## Your goal
Below is some material; transcribe all of it exactly.

## Listed records
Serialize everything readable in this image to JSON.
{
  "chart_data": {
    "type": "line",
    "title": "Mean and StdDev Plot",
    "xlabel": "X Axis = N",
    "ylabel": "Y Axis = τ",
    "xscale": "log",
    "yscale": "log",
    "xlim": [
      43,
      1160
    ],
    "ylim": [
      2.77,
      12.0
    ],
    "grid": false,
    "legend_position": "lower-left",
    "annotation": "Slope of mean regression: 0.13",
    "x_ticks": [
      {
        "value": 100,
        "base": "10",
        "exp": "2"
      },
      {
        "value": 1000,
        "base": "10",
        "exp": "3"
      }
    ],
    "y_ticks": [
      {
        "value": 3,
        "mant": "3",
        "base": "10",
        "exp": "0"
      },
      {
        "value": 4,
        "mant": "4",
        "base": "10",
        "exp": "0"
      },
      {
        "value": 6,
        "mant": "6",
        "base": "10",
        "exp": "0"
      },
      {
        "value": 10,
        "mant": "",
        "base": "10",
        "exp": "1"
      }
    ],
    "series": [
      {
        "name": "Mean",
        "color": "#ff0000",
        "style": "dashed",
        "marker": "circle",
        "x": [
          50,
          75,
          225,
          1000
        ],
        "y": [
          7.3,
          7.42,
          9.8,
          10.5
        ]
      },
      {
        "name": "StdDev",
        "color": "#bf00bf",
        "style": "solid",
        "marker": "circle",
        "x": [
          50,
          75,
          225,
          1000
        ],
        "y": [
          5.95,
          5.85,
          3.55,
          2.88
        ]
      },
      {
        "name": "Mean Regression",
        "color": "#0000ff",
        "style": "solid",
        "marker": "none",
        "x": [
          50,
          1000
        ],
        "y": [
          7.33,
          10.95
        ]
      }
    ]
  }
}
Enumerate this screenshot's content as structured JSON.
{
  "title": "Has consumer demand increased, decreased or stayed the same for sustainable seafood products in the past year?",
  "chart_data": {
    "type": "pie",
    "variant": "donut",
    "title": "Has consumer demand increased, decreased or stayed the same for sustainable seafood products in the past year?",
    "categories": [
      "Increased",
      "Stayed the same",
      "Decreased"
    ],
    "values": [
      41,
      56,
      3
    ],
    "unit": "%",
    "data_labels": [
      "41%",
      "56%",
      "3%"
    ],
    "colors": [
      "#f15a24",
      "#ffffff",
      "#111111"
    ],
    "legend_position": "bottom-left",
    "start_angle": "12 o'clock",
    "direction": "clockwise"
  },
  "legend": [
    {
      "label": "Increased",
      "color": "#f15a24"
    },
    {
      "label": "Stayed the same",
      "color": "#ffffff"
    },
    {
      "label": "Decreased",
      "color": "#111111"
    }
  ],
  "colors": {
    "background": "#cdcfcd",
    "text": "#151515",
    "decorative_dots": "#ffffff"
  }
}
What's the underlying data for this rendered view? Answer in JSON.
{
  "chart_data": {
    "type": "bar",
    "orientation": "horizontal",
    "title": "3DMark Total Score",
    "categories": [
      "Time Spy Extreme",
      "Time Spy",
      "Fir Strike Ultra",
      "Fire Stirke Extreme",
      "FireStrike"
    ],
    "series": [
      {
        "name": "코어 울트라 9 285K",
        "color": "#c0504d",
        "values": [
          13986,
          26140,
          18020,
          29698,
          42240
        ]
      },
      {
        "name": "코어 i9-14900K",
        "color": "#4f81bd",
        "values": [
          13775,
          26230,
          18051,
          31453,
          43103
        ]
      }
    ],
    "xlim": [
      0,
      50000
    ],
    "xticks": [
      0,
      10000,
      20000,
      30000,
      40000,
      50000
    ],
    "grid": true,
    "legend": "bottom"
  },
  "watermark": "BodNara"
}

## Answer to this problem
Serialize everything readable in this image to JSON.
{
  "chart_data": {
    "type": "line",
    "title": "Mean and StdDev Plot",
    "xlabel": "X Axis = N",
    "ylabel": "Y Axis = τ",
    "xscale": "log",
    "yscale": "log",
    "xlim": [
      43,
      1160
    ],
    "ylim": [
      2.77,
      12.0
    ],
    "grid": false,
    "legend_position": "lower-left",
    "annotation": "Slope of mean regression: 0.13",
    "x_ticks": [
      {
        "value": 100,
        "base": "10",
        "exp": "2"
      },
      {
        "value": 1000,
        "base": "10",
        "exp": "3"
      }
    ],
    "y_ticks": [
      {
        "value": 3,
        "mant": "3",
        "base": "10",
        "exp": "0"
      },
      {
        "value": 4,
        "mant": "4",
        "base": "10",
        "exp": "0"
      },
      {
        "value": 6,
        "mant": "6",
        "base": "10",
        "exp": "0"
      },
      {
        "value": 10,
        "mant": "",
        "base": "10",
        "exp": "1"
      }
    ],
    "series": [
      {
        "name": "Mean",
        "color": "#ff0000",
        "style": "dashed",
        "marker": "circle",
        "x": [
          50,
          75,
          225,
          1000
        ],
        "y": [
          7.3,
          7.42,
          9.8,
          10.5
        ]
      },
      {
        "name": "StdDev",
        "color": "#bf00bf",
        "style": "solid",
        "marker": "circle",
        "x": [
          50,
          75,
          225,
          1000
        ],
        "y": [
          5.95,
          5.85,
          3.55,
          2.88
        ]
      },
      {
        "name": "Mean Regression",
        "color": "#0000ff",
        "style": "solid",
        "marker": "none",
        "x": [
          50,
          1000
        ],
        "y": [
          7.33,
          10.95
        ]
      }
    ]
  }
}
Enumerate this screenshot's content as structured JSON.
{
  "title": "Has consumer demand increased, decreased or stayed the same for sustainable seafood products in the past year?",
  "chart_data": {
    "type": "pie",
    "variant": "donut",
    "title": "Has consumer demand increased, decreased or stayed the same for sustainable seafood products in the past year?",
    "categories": [
      "Increased",
      "Stayed the same",
      "Decreased"
    ],
    "values": [
      41,
      56,
      3
    ],
    "unit": "%",
    "data_labels": [
      "41%",
      "56%",
      "3%"
    ],
    "colors": [
      "#f15a24",
      "#ffffff",
      "#111111"
    ],
    "legend_position": "bottom-left",
    "start_angle": "12 o'clock",
    "direction": "clockwise"
  },
  "legend": [
    {
      "label": "Increased",
      "color": "#f15a24"
    },
    {
      "label": "Stayed the same",
      "color": "#ffffff"
    },
    {
      "label": "Decreased",
      "color": "#111111"
    }
  ],
  "colors": {
    "background": "#cdcfcd",
    "text": "#151515",
    "decorative_dots": "#ffffff"
  }
}
What's the underlying data for this rendered view? Answer in JSON.
{
  "chart_data": {
    "type": "bar",
    "orientation": "horizontal",
    "title": "3DMark Total Score",
    "categories": [
      "Time Spy Extreme",
      "Time Spy",
      "Fir Strike Ultra",
      "Fire Stirke Extreme",
      "FireStrike"
    ],
    "series": [
      {
        "name": "코어 울트라 9 285K",
        "color": "#c0504d",
        "values": [
          13986,
          26140,
          18020,
          29698,
          42240
        ]
      },
      {
        "name": "코어 i9-14900K",
        "color": "#4f81bd",
        "values": [
          13775,
          26230,
          18051,
          31453,
          43103
        ]
      }
    ],
    "xlim": [
      0,
      50000
    ],
    "xticks": [
      0,
      10000,
      20000,
      30000,
      40000,
      50000
    ],
    "grid": true,
    "legend": "bottom"
  },
  "watermark": "BodNara"
}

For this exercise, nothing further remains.